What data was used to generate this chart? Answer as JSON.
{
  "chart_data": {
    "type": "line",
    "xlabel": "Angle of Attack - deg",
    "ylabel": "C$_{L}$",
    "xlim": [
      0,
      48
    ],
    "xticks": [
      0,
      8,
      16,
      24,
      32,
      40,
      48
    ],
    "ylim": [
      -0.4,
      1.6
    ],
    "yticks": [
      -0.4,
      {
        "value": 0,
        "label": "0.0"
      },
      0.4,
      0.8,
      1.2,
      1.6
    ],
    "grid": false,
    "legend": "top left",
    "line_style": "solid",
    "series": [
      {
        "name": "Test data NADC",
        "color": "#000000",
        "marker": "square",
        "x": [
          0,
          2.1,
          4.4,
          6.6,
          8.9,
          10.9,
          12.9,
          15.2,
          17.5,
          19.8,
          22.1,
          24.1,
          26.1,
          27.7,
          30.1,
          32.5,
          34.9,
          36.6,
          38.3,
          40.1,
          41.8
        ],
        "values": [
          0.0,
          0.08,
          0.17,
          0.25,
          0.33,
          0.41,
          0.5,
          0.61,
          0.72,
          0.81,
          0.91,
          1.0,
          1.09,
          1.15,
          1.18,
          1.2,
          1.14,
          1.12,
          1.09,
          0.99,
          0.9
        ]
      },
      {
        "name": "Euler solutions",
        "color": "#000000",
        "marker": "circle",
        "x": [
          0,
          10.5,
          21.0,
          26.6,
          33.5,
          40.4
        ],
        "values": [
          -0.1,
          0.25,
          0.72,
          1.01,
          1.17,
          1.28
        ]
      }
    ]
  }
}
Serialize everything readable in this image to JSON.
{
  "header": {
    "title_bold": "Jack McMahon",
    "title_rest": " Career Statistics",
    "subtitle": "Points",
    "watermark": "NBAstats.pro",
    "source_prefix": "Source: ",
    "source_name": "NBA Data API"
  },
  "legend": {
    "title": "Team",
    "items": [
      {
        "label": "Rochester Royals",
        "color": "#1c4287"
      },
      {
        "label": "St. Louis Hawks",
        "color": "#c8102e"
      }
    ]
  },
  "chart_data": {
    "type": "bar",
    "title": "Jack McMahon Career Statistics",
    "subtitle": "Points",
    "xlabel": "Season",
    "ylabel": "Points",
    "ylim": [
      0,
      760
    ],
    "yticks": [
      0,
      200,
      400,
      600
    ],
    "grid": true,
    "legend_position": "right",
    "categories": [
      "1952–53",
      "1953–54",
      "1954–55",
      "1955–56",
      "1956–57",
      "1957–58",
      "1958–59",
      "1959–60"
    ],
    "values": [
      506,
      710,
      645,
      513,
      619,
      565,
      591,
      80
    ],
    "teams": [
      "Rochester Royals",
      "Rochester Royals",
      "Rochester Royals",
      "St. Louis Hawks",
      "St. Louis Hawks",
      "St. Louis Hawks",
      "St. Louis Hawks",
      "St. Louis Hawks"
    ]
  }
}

• GOAL
Gather all lines where the word "this" appears.

• RIGHT ANSWER
What data was used to generate this chart? Answer as JSON.
Serialize everything readable in this image to JSON.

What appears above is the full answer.